• [Task requirements] Write out the passage on triangles in perspective below, starting at "Definition: Two triangles" and going up to and including "lie on $\ell$.".

• [Text]

Definition: Two triangles $\triangle_1 = \triangle(A_1, B_1, C_1)$ and $\triangle_2 = \triangle(A_2, B_2, C_2)$ are in perspective w.r.t. a point $S$ if
\[
S = (A_1 A_2) \cap (B_1 B_2) \cap (C_1 C_2)
\]
The triangles are in perspective w.r.t. a line $\ell$ if
\begin{align*}
A’ = (B_1 C_1) \cap (B_2 C_2)\\
B’ = (A_1 C_1) \cap (A_2 C_2)\\
C’ = (A_1 B_1) \cap (A_2 B_2)\\
\end{align*}
lie on $\ell$.
Theorem (Desargues): Let $\triangle_1 = \triangle(A_1, B_1, C_1)$ and $\triangle_2 = \triangle(A_2, B_2, C_2)$ be two triangles. Then $\triangle_1$ and $\triangle_2$ are in perspective w.r.t. a point if and only if they are in perspective w.r.t. a line.

• [Data for review]
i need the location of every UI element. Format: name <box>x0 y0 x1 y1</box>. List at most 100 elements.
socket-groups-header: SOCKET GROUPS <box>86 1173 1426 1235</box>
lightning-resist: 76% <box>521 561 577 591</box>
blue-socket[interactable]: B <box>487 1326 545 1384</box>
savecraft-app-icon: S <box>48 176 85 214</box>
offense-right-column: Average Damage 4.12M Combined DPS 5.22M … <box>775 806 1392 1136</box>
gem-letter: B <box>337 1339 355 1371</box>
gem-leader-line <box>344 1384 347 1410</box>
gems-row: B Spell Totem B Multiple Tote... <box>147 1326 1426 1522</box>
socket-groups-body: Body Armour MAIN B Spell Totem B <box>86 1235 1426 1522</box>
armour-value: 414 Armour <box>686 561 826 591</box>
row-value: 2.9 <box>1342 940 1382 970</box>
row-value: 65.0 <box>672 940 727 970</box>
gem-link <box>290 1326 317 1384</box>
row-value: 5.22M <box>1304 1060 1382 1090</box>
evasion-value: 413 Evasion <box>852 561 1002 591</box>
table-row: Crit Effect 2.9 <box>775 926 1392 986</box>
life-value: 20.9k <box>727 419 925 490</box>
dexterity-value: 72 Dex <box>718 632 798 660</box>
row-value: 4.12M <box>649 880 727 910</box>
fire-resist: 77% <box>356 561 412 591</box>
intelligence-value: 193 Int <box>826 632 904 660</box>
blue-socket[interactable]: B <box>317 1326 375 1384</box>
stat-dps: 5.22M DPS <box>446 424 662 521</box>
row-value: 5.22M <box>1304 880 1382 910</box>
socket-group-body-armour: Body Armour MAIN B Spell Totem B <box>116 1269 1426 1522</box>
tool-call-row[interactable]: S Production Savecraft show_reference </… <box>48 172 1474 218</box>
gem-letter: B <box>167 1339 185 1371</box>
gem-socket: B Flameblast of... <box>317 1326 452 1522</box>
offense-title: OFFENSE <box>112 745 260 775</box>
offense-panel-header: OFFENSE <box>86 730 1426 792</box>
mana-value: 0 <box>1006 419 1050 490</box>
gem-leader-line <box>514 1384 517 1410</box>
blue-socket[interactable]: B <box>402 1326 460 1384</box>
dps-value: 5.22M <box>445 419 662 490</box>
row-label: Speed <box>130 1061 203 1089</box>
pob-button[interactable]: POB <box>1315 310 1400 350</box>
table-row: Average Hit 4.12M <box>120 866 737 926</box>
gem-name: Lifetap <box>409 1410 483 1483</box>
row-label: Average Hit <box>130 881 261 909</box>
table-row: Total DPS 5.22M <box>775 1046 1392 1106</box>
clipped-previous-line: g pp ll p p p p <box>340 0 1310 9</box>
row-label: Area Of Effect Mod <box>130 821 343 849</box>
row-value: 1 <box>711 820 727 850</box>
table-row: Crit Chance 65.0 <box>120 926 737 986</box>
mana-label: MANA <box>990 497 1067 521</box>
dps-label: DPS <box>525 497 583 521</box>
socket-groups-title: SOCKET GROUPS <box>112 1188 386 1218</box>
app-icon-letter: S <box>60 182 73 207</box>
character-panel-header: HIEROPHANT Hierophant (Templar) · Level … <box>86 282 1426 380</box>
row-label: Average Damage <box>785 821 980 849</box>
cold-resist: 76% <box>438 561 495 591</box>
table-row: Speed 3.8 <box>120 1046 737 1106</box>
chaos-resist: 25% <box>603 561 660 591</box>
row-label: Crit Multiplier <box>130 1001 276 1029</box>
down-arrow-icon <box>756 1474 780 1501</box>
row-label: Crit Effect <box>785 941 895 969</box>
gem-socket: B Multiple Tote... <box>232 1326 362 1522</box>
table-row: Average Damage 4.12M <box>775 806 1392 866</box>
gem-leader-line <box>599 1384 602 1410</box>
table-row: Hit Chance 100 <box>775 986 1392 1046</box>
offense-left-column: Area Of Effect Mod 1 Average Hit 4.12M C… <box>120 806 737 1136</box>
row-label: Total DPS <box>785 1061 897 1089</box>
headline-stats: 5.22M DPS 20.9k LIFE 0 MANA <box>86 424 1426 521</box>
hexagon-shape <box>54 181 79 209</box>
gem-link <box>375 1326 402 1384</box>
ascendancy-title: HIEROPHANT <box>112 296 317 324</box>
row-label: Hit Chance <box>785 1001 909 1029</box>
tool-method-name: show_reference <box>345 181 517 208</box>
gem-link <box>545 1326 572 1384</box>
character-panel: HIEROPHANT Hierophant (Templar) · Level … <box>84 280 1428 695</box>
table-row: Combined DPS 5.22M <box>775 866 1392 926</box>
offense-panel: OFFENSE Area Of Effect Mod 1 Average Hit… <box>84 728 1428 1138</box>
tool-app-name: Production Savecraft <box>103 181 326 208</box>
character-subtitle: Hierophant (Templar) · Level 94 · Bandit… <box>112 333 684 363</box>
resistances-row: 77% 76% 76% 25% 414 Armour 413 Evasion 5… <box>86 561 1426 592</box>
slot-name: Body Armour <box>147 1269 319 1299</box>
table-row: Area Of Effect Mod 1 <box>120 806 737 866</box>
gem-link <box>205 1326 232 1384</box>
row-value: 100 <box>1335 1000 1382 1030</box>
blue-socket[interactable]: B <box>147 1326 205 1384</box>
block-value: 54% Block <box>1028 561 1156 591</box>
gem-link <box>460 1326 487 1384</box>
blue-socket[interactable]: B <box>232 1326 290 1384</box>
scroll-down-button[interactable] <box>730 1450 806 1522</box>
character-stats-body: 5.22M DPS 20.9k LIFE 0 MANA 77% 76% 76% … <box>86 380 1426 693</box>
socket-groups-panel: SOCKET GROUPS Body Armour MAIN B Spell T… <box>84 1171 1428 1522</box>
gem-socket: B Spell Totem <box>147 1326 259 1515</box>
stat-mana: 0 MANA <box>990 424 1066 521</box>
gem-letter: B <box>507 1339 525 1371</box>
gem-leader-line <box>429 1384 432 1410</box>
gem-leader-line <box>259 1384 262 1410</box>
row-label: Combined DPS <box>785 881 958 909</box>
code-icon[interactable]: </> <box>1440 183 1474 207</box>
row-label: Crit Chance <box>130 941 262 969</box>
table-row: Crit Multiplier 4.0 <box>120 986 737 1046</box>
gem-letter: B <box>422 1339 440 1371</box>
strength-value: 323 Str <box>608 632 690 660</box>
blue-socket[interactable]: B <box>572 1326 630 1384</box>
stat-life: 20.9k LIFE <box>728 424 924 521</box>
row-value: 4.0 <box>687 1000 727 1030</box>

• [Answer space]
Definition: Two triangles $\triangle_1 = \triangle(A_1, B_1, C_1)$ and $\triangle_2 = \triangle(A_2, B_2, C_2)$ are in perspective w.r.t. a point $S$ if
\[
S = (A_1 A_2) \cap (B_1 B_2) \cap (C_1 C_2)
\]
The triangles are in perspective w.r.t. a line $\ell$ if
\begin{align*}
A’ = (B_1 C_1) \cap (B_2 C_2)\\
B’ = (A_1 C_1) \cap (A_2 C_2)\\
C’ = (A_1 B_1) \cap (A_2 B_2)\\
\end{align*}
lie on $\ell$.